[Structured figure records]
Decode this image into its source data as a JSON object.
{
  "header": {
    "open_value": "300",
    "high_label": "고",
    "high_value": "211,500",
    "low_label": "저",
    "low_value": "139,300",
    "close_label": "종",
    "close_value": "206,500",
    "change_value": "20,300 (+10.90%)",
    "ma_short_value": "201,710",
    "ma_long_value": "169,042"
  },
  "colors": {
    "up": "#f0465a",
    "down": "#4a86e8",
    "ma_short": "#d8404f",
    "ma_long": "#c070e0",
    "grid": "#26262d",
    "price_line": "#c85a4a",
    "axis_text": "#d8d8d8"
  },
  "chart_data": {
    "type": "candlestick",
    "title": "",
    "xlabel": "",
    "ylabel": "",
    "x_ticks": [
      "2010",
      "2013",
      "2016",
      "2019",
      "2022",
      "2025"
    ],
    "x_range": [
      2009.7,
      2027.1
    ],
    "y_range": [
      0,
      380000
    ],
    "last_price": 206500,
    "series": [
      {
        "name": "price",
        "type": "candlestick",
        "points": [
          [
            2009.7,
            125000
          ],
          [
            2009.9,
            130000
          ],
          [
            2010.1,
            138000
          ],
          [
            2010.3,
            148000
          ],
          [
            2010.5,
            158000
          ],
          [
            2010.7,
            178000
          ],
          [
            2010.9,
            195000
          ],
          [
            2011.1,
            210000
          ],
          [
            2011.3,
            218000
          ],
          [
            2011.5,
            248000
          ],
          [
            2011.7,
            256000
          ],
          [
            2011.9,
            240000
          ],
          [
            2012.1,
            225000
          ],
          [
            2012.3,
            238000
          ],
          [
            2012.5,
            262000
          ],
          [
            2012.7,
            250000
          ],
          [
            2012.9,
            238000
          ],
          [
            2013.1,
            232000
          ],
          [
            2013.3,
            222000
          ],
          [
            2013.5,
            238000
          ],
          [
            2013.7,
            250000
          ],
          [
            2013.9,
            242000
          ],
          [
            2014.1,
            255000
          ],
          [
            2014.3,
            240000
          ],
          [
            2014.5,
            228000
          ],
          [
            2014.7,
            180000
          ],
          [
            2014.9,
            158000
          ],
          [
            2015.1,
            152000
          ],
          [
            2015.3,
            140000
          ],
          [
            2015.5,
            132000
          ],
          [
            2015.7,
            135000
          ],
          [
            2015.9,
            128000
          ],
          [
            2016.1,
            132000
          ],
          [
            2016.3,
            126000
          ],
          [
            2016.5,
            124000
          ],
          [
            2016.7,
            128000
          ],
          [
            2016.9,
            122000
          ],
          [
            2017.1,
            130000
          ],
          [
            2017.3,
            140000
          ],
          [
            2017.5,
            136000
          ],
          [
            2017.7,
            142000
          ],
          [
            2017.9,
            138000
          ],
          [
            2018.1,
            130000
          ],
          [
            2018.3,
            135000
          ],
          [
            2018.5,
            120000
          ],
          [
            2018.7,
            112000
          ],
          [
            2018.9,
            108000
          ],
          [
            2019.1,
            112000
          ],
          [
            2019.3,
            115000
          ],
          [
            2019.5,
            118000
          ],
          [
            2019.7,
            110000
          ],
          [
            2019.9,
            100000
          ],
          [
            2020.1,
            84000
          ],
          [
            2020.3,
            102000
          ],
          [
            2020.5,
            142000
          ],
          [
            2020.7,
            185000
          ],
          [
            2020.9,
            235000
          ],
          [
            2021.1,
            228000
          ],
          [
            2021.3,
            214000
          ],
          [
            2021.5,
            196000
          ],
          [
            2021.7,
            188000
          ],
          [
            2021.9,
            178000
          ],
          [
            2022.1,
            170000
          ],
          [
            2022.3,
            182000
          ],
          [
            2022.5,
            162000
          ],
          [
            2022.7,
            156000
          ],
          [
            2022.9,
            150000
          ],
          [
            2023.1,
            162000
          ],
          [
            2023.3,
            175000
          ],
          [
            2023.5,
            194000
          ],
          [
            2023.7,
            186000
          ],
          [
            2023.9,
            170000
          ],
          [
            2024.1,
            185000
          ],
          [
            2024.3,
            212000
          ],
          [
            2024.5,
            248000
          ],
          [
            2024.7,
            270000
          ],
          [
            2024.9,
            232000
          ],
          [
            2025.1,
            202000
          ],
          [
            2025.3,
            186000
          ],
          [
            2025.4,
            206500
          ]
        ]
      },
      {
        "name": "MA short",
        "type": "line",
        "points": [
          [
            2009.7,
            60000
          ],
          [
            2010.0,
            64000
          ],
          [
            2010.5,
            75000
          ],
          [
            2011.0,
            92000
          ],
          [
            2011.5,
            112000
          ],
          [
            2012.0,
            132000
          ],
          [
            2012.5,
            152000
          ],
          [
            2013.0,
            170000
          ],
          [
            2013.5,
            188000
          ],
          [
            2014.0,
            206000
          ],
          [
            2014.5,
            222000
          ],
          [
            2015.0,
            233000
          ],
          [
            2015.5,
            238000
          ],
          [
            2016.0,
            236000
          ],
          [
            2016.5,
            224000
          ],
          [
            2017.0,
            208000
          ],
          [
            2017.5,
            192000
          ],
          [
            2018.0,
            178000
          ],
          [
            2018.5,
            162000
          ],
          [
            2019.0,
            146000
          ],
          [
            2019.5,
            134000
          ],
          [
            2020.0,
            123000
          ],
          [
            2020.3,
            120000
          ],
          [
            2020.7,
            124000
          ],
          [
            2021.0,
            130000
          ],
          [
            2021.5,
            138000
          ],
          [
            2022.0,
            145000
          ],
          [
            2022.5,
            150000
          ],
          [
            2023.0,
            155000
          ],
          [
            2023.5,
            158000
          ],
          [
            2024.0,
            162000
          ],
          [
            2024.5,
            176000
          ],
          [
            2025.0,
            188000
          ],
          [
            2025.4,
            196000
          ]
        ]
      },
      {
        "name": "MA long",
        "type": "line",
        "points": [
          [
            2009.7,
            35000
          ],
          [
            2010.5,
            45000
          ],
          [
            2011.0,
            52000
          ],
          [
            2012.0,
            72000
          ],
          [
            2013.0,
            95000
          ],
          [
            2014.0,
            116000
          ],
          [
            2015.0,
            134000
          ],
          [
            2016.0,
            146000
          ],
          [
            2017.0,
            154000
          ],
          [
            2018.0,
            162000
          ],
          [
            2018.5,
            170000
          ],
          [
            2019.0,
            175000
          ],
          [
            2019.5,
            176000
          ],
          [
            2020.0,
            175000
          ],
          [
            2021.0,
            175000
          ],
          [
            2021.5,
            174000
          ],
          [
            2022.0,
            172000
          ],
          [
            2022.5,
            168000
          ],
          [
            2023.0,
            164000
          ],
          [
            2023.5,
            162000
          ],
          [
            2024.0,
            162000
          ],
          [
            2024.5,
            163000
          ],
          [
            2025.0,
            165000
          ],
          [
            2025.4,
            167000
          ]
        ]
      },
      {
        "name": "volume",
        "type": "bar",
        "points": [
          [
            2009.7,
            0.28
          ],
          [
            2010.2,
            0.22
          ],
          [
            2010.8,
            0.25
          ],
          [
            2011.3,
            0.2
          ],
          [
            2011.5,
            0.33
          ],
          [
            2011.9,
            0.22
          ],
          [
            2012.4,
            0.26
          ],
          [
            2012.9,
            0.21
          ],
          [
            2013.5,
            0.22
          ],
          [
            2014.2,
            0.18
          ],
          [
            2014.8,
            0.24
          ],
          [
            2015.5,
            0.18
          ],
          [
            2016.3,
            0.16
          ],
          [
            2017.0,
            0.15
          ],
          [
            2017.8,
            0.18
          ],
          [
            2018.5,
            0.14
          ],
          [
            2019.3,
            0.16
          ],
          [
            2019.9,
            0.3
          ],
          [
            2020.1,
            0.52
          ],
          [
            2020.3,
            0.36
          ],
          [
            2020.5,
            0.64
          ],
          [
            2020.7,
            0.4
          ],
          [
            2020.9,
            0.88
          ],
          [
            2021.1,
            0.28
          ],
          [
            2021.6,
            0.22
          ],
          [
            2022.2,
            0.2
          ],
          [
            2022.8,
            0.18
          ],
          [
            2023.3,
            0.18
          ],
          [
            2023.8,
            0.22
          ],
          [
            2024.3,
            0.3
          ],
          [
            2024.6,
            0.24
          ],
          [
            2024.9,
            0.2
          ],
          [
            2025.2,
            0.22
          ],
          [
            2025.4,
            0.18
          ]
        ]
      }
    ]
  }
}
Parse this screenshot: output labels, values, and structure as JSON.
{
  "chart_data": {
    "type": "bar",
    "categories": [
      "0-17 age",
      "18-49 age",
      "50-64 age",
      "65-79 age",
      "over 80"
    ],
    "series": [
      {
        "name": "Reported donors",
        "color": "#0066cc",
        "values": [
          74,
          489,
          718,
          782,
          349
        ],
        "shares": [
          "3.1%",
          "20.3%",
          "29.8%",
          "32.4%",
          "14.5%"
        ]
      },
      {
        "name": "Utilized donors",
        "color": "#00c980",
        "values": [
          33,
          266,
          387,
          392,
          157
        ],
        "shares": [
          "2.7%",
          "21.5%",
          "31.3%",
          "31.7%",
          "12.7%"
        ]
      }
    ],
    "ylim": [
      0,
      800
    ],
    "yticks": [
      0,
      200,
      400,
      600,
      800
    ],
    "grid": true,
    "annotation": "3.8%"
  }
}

** CHALLENGE **
Gather all the lines that include the word "type" and copy them out.

** FULL RESPONSE **
    "type": "candlestick",
        "type": "candlestick",
        "type": "line",
        "type": "line",
        "type": "bar",
    "type": "bar",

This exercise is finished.